#### WHAT THE TASK REQUIRES:
Repeat the records below verbatim, and do not copy their pictures.

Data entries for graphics
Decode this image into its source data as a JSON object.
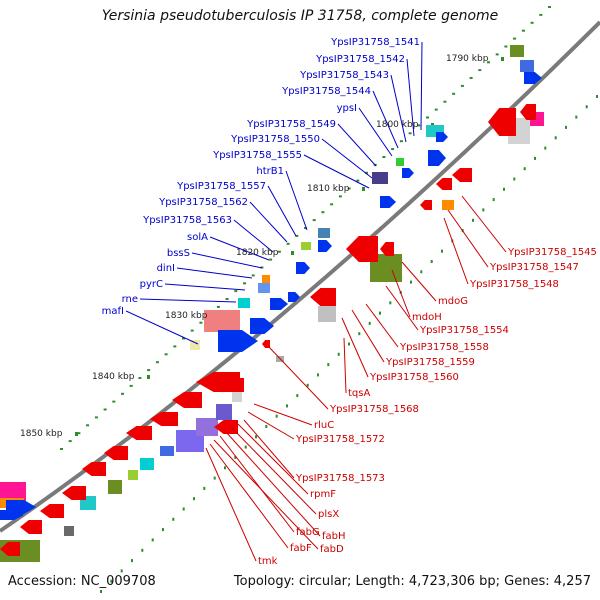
{
  "title": "Yersinia pseudotuberculosis IP 31758, complete genome",
  "footer": {
    "accession": "Accession: NC_009708",
    "summary": "Topology: circular; Length: 4,723,306 bp; Genes: 4,257"
  },
  "colors": {
    "backbone": "#7a7a7a",
    "forward_label": "#0000cc",
    "reverse_label": "#cc0000",
    "tick": "#2e8b2e"
  },
  "ticks": [
    "1790 kbp",
    "1800 kbp",
    "1810 kbp",
    "1820 kbp",
    "1830 kbp",
    "1840 kbp",
    "1850 kbp"
  ],
  "forward_labels": [
    "YpsIP31758_1541",
    "YpsIP31758_1542",
    "YpsIP31758_1543",
    "YpsIP31758_1544",
    "ypsI",
    "YpsIP31758_1549",
    "YpsIP31758_1550",
    "YpsIP31758_1555",
    "htrB1",
    "YpsIP31758_1557",
    "YpsIP31758_1562",
    "YpsIP31758_1563",
    "solA",
    "bssS",
    "dinI",
    "pyrC",
    "rne",
    "mafI"
  ],
  "reverse_labels": [
    "YpsIP31758_1545",
    "YpsIP31758_1547",
    "YpsIP31758_1548",
    "mdoG",
    "mdoH",
    "YpsIP31758_1554",
    "YpsIP31758_1558",
    "YpsIP31758_1559",
    "YpsIP31758_1560",
    "tqsA",
    "YpsIP31758_1568",
    "rluC",
    "YpsIP31758_1572",
    "YpsIP31758_1573",
    "rpmF",
    "plsX",
    "fabH",
    "fabG",
    "fabD",
    "fabF",
    "tmk"
  ]
}
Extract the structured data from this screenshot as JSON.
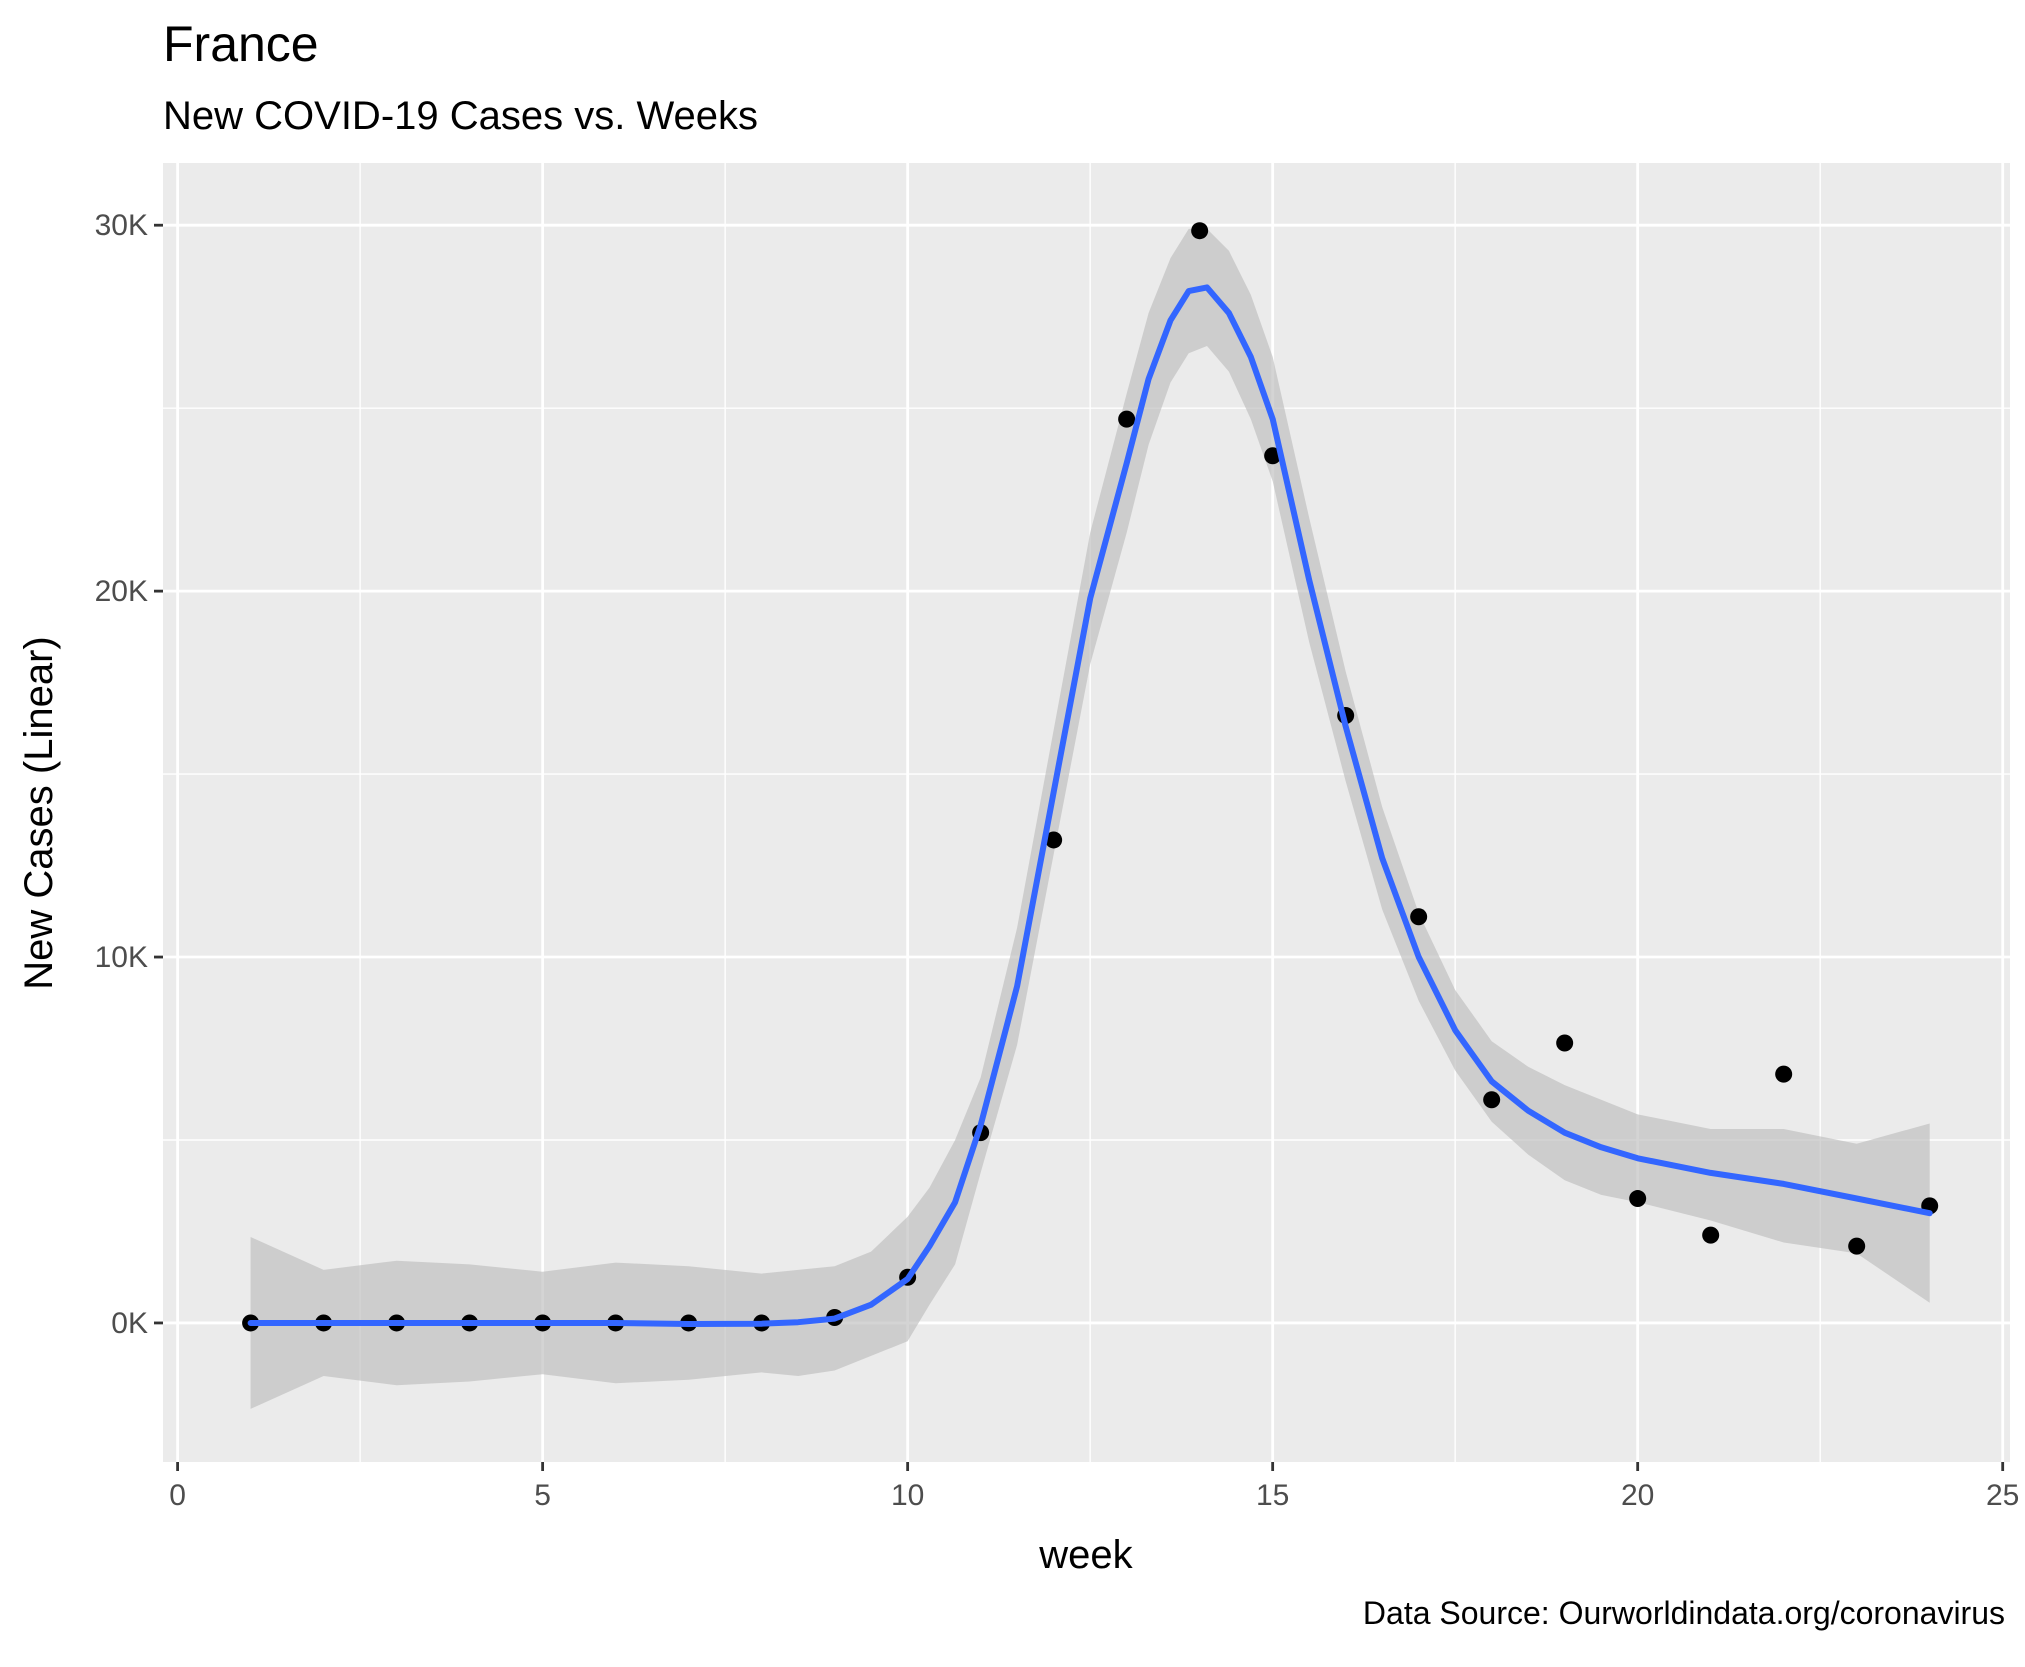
{
  "chart_data": {
    "type": "scatter",
    "title": "France",
    "subtitle": "New COVID-19 Cases vs. Weeks",
    "xlabel": "week",
    "ylabel": "New Cases (Linear)",
    "caption": "Data Source: Ourworldindata.org/coronavirus",
    "xlim": [
      -0.2,
      25.1
    ],
    "ylim": [
      -3800,
      31700
    ],
    "x_ticks": [
      0,
      5,
      10,
      15,
      20,
      25
    ],
    "x_tick_labels": [
      "0",
      "5",
      "10",
      "15",
      "20",
      "25"
    ],
    "y_ticks": [
      0,
      10000,
      20000,
      30000
    ],
    "y_tick_labels": [
      "0K",
      "10K",
      "20K",
      "30K"
    ],
    "grid": true,
    "colors": {
      "panel": "#ebebeb",
      "grid": "#ffffff",
      "points": "#000000",
      "smooth_line": "#3366ff",
      "ribbon": "#bdbdbd"
    },
    "series": [
      {
        "kind": "points",
        "x": [
          1,
          2,
          3,
          4,
          5,
          6,
          7,
          8,
          9,
          10,
          11,
          12,
          13,
          14,
          15,
          16,
          17,
          18,
          19,
          20,
          21,
          22,
          23,
          24
        ],
        "y": [
          0,
          0,
          0,
          0,
          0,
          0,
          0,
          0,
          150,
          1250,
          5200,
          13200,
          24700,
          29850,
          23700,
          16600,
          11100,
          6100,
          7650,
          3400,
          2400,
          6800,
          2100,
          3200
        ]
      },
      {
        "kind": "smooth",
        "x": [
          1,
          2,
          3,
          4,
          5,
          6,
          7,
          8,
          8.5,
          9,
          9.5,
          10,
          10.3,
          10.65,
          11,
          11.5,
          12,
          12.5,
          13,
          13.3,
          13.6,
          13.85,
          14.1,
          14.4,
          14.7,
          15,
          15.5,
          16,
          16.5,
          17,
          17.5,
          18,
          18.5,
          19,
          19.5,
          20,
          21,
          22,
          23,
          24
        ],
        "y": [
          0,
          0,
          0,
          0,
          0,
          0,
          -30,
          -20,
          20,
          120,
          500,
          1200,
          2100,
          3300,
          5400,
          9200,
          14500,
          19800,
          23500,
          25800,
          27400,
          28200,
          28300,
          27600,
          26400,
          24700,
          20300,
          16300,
          12700,
          10000,
          8000,
          6600,
          5800,
          5200,
          4800,
          4500,
          4100,
          3800,
          3400,
          3000
        ]
      },
      {
        "kind": "confidence_band",
        "x": [
          1,
          2,
          3,
          4,
          5,
          6,
          7,
          8,
          8.5,
          9,
          9.5,
          10,
          10.3,
          10.65,
          11,
          11.5,
          12,
          12.5,
          13,
          13.3,
          13.6,
          13.85,
          14.1,
          14.4,
          14.7,
          15,
          15.5,
          16,
          16.5,
          17,
          17.5,
          18,
          18.5,
          19,
          19.5,
          20,
          21,
          22,
          23,
          24
        ],
        "upper": [
          2350,
          1450,
          1700,
          1600,
          1400,
          1650,
          1550,
          1350,
          1450,
          1550,
          1950,
          2900,
          3700,
          5000,
          6700,
          10800,
          16200,
          21600,
          25400,
          27600,
          29100,
          29900,
          29900,
          29300,
          28100,
          26400,
          22000,
          17800,
          14100,
          11200,
          9100,
          7700,
          7000,
          6500,
          6100,
          5700,
          5300,
          5300,
          4900,
          5450
        ],
        "lower": [
          -2350,
          -1450,
          -1700,
          -1600,
          -1400,
          -1650,
          -1550,
          -1350,
          -1450,
          -1300,
          -900,
          -500,
          500,
          1600,
          4100,
          7600,
          12800,
          18000,
          21600,
          24000,
          25700,
          26500,
          26700,
          26000,
          24700,
          23000,
          18600,
          14800,
          11300,
          8800,
          6900,
          5500,
          4600,
          3900,
          3500,
          3300,
          2800,
          2200,
          1900,
          550
        ]
      }
    ]
  }
}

#### SOLUTION TO THIS TASK:
Decode this image into its source data as a JSON object.
{
  "title": "Yersinia pseudotuberculosis IP 31758, complete genome",
  "footer": {
    "accession": "Accession: NC_009708",
    "summary": "Topology: circular; Length: 4,723,306 bp; Genes: 4,257"
  },
  "colors": {
    "backbone": "#7a7a7a",
    "forward_label": "#0000cc",
    "reverse_label": "#cc0000",
    "tick": "#2e8b2e"
  },
  "ticks": [
    "1790 kbp",
    "1800 kbp",
    "1810 kbp",
    "1820 kbp",
    "1830 kbp",
    "1840 kbp",
    "1850 kbp"
  ],
  "forward_labels": [
    "YpsIP31758_1541",
    "YpsIP31758_1542",
    "YpsIP31758_1543",
    "YpsIP31758_1544",
    "ypsI",
    "YpsIP31758_1549",
    "YpsIP31758_1550",
    "YpsIP31758_1555",
    "htrB1",
    "YpsIP31758_1557",
    "YpsIP31758_1562",
    "YpsIP31758_1563",
    "solA",
    "bssS",
    "dinI",
    "pyrC",
    "rne",
    "mafI"
  ],
  "reverse_labels": [
    "YpsIP31758_1545",
    "YpsIP31758_1547",
    "YpsIP31758_1548",
    "mdoG",
    "mdoH",
    "YpsIP31758_1554",
    "YpsIP31758_1558",
    "YpsIP31758_1559",
    "YpsIP31758_1560",
    "tqsA",
    "YpsIP31758_1568",
    "rluC",
    "YpsIP31758_1572",
    "YpsIP31758_1573",
    "rpmF",
    "plsX",
    "fabH",
    "fabG",
    "fabD",
    "fabF",
    "tmk"
  ]
}
Extract the structured data from this screenshot as JSON.
{
  "chart_data": {
    "type": "scatter",
    "title": "France",
    "subtitle": "New COVID-19 Cases vs. Weeks",
    "xlabel": "week",
    "ylabel": "New Cases (Linear)",
    "caption": "Data Source: Ourworldindata.org/coronavirus",
    "xlim": [
      -0.2,
      25.1
    ],
    "ylim": [
      -3800,
      31700
    ],
    "x_ticks": [
      0,
      5,
      10,
      15,
      20,
      25
    ],
    "x_tick_labels": [
      "0",
      "5",
      "10",
      "15",
      "20",
      "25"
    ],
    "y_ticks": [
      0,
      10000,
      20000,
      30000
    ],
    "y_tick_labels": [
      "0K",
      "10K",
      "20K",
      "30K"
    ],
    "grid": true,
    "colors": {
      "panel": "#ebebeb",
      "grid": "#ffffff",
      "points": "#000000",
      "smooth_line": "#3366ff",
      "ribbon": "#bdbdbd"
    },
    "series": [
      {
        "kind": "points",
        "x": [
          1,
          2,
          3,
          4,
          5,
          6,
          7,
          8,
          9,
          10,
          11,
          12,
          13,
          14,
          15,
          16,
          17,
          18,
          19,
          20,
          21,
          22,
          23,
          24
        ],
        "y": [
          0,
          0,
          0,
          0,
          0,
          0,
          0,
          0,
          150,
          1250,
          5200,
          13200,
          24700,
          29850,
          23700,
          16600,
          11100,
          6100,
          7650,
          3400,
          2400,
          6800,
          2100,
          3200
        ]
      },
      {
        "kind": "smooth",
        "x": [
          1,
          2,
          3,
          4,
          5,
          6,
          7,
          8,
          8.5,
          9,
          9.5,
          10,
          10.3,
          10.65,
          11,
          11.5,
          12,
          12.5,
          13,
          13.3,
          13.6,
          13.85,
          14.1,
          14.4,
          14.7,
          15,
          15.5,
          16,
          16.5,
          17,
          17.5,
          18,
          18.5,
          19,
          19.5,
          20,
          21,
          22,
          23,
          24
        ],
        "y": [
          0,
          0,
          0,
          0,
          0,
          0,
          -30,
          -20,
          20,
          120,
          500,
          1200,
          2100,
          3300,
          5400,
          9200,
          14500,
          19800,
          23500,
          25800,
          27400,
          28200,
          28300,
          27600,
          26400,
          24700,
          20300,
          16300,
          12700,
          10000,
          8000,
          6600,
          5800,
          5200,
          4800,
          4500,
          4100,
          3800,
          3400,
          3000
        ]
      },
      {
        "kind": "confidence_band",
        "x": [
          1,
          2,
          3,
          4,
          5,
          6,
          7,
          8,
          8.5,
          9,
          9.5,
          10,
          10.3,
          10.65,
          11,
          11.5,
          12,
          12.5,
          13,
          13.3,
          13.6,
          13.85,
          14.1,
          14.4,
          14.7,
          15,
          15.5,
          16,
          16.5,
          17,
          17.5,
          18,
          18.5,
          19,
          19.5,
          20,
          21,
          22,
          23,
          24
        ],
        "upper": [
          2350,
          1450,
          1700,
          1600,
          1400,
          1650,
          1550,
          1350,
          1450,
          1550,
          1950,
          2900,
          3700,
          5000,
          6700,
          10800,
          16200,
          21600,
          25400,
          27600,
          29100,
          29900,
          29900,
          29300,
          28100,
          26400,
          22000,
          17800,
          14100,
          11200,
          9100,
          7700,
          7000,
          6500,
          6100,
          5700,
          5300,
          5300,
          4900,
          5450
        ],
        "lower": [
          -2350,
          -1450,
          -1700,
          -1600,
          -1400,
          -1650,
          -1550,
          -1350,
          -1450,
          -1300,
          -900,
          -500,
          500,
          1600,
          4100,
          7600,
          12800,
          18000,
          21600,
          24000,
          25700,
          26500,
          26700,
          26000,
          24700,
          23000,
          18600,
          14800,
          11300,
          8800,
          6900,
          5500,
          4600,
          3900,
          3500,
          3300,
          2800,
          2200,
          1900,
          550
        ]
      }
    ]
  }
}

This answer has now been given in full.